Requirements: Copy out each line of the material below with no changes.

Material supplied:
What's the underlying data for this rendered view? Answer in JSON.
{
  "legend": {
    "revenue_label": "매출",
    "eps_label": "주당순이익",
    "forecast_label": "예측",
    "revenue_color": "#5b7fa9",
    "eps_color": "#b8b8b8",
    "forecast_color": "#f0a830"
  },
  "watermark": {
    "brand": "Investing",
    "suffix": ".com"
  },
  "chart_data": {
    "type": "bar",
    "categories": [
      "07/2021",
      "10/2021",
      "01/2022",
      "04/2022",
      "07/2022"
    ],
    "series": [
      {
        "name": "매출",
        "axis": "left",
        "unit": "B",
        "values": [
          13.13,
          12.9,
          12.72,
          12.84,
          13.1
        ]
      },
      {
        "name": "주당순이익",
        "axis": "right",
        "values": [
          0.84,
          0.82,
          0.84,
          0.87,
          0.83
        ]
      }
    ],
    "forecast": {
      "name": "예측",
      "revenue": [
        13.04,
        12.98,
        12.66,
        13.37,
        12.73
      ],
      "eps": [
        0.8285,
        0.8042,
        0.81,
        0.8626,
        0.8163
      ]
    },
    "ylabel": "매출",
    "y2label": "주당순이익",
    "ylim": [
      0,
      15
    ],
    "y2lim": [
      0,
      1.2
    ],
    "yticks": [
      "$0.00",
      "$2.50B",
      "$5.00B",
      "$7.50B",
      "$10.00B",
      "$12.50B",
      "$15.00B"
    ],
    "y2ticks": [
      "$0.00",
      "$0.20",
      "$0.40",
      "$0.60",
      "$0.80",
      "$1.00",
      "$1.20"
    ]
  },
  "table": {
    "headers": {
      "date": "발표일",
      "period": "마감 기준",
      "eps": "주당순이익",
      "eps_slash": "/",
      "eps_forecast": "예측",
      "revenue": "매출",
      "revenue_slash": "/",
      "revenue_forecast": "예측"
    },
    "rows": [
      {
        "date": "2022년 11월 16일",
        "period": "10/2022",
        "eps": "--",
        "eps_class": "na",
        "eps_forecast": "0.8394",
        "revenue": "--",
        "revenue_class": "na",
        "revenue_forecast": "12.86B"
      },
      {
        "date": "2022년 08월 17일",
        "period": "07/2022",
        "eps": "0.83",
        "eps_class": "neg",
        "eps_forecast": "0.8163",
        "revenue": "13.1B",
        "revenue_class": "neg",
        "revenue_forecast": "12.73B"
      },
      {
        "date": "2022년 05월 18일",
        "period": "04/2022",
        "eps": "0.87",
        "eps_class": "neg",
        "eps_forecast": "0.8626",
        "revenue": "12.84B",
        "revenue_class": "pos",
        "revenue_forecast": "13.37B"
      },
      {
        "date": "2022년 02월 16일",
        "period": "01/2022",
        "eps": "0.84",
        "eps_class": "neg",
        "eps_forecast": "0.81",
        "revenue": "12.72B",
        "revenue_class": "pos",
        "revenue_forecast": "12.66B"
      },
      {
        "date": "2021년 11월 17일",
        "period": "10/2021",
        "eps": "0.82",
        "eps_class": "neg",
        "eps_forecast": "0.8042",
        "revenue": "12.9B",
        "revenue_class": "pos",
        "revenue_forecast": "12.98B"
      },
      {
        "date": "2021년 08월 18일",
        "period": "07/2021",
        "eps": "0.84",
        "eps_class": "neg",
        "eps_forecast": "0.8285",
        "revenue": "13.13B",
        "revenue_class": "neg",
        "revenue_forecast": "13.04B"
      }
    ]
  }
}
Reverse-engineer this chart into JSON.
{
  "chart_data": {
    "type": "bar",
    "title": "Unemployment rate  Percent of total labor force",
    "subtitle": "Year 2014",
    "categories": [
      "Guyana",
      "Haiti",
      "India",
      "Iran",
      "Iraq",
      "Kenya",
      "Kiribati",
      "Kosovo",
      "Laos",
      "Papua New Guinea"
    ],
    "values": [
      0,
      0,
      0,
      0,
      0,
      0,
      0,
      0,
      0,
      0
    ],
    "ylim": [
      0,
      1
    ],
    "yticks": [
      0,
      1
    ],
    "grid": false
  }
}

Solution:
What's the underlying data for this rendered view? Answer in JSON.
{
  "legend": {
    "revenue_label": "매출",
    "eps_label": "주당순이익",
    "forecast_label": "예측",
    "revenue_color": "#5b7fa9",
    "eps_color": "#b8b8b8",
    "forecast_color": "#f0a830"
  },
  "watermark": {
    "brand": "Investing",
    "suffix": ".com"
  },
  "chart_data": {
    "type": "bar",
    "categories": [
      "07/2021",
      "10/2021",
      "01/2022",
      "04/2022",
      "07/2022"
    ],
    "series": [
      {
        "name": "매출",
        "axis": "left",
        "unit": "B",
        "values": [
          13.13,
          12.9,
          12.72,
          12.84,
          13.1
        ]
      },
      {
        "name": "주당순이익",
        "axis": "right",
        "values": [
          0.84,
          0.82,
          0.84,
          0.87,
          0.83
        ]
      }
    ],
    "forecast": {
      "name": "예측",
      "revenue": [
        13.04,
        12.98,
        12.66,
        13.37,
        12.73
      ],
      "eps": [
        0.8285,
        0.8042,
        0.81,
        0.8626,
        0.8163
      ]
    },
    "ylabel": "매출",
    "y2label": "주당순이익",
    "ylim": [
      0,
      15
    ],
    "y2lim": [
      0,
      1.2
    ],
    "yticks": [
      "$0.00",
      "$2.50B",
      "$5.00B",
      "$7.50B",
      "$10.00B",
      "$12.50B",
      "$15.00B"
    ],
    "y2ticks": [
      "$0.00",
      "$0.20",
      "$0.40",
      "$0.60",
      "$0.80",
      "$1.00",
      "$1.20"
    ]
  },
  "table": {
    "headers": {
      "date": "발표일",
      "period": "마감 기준",
      "eps": "주당순이익",
      "eps_slash": "/",
      "eps_forecast": "예측",
      "revenue": "매출",
      "revenue_slash": "/",
      "revenue_forecast": "예측"
    },
    "rows": [
      {
        "date": "2022년 11월 16일",
        "period": "10/2022",
        "eps": "--",
        "eps_class": "na",
        "eps_forecast": "0.8394",
        "revenue": "--",
        "revenue_class": "na",
        "revenue_forecast": "12.86B"
      },
      {
        "date": "2022년 08월 17일",
        "period": "07/2022",
        "eps": "0.83",
        "eps_class": "neg",
        "eps_forecast": "0.8163",
        "revenue": "13.1B",
        "revenue_class": "neg",
        "revenue_forecast": "12.73B"
      },
      {
        "date": "2022년 05월 18일",
        "period": "04/2022",
        "eps": "0.87",
        "eps_class": "neg",
        "eps_forecast": "0.8626",
        "revenue": "12.84B",
        "revenue_class": "pos",
        "revenue_forecast": "13.37B"
      },
      {
        "date": "2022년 02월 16일",
        "period": "01/2022",
        "eps": "0.84",
        "eps_class": "neg",
        "eps_forecast": "0.81",
        "revenue": "12.72B",
        "revenue_class": "pos",
        "revenue_forecast": "12.66B"
      },
      {
        "date": "2021년 11월 17일",
        "period": "10/2021",
        "eps": "0.82",
        "eps_class": "neg",
        "eps_forecast": "0.8042",
        "revenue": "12.9B",
        "revenue_class": "pos",
        "revenue_forecast": "12.98B"
      },
      {
        "date": "2021년 08월 18일",
        "period": "07/2021",
        "eps": "0.84",
        "eps_class": "neg",
        "eps_forecast": "0.8285",
        "revenue": "13.13B",
        "revenue_class": "neg",
        "revenue_forecast": "13.04B"
      }
    ]
  }
}
Reverse-engineer this chart into JSON.
{
  "chart_data": {
    "type": "bar",
    "title": "Unemployment rate  Percent of total labor force",
    "subtitle": "Year 2014",
    "categories": [
      "Guyana",
      "Haiti",
      "India",
      "Iran",
      "Iraq",
      "Kenya",
      "Kiribati",
      "Kosovo",
      "Laos",
      "Papua New Guinea"
    ],
    "values": [
      0,
      0,
      0,
      0,
      0,
      0,
      0,
      0,
      0,
      0
    ],
    "ylim": [
      0,
      1
    ],
    "yticks": [
      0,
      1
    ],
    "grid": false
  }
}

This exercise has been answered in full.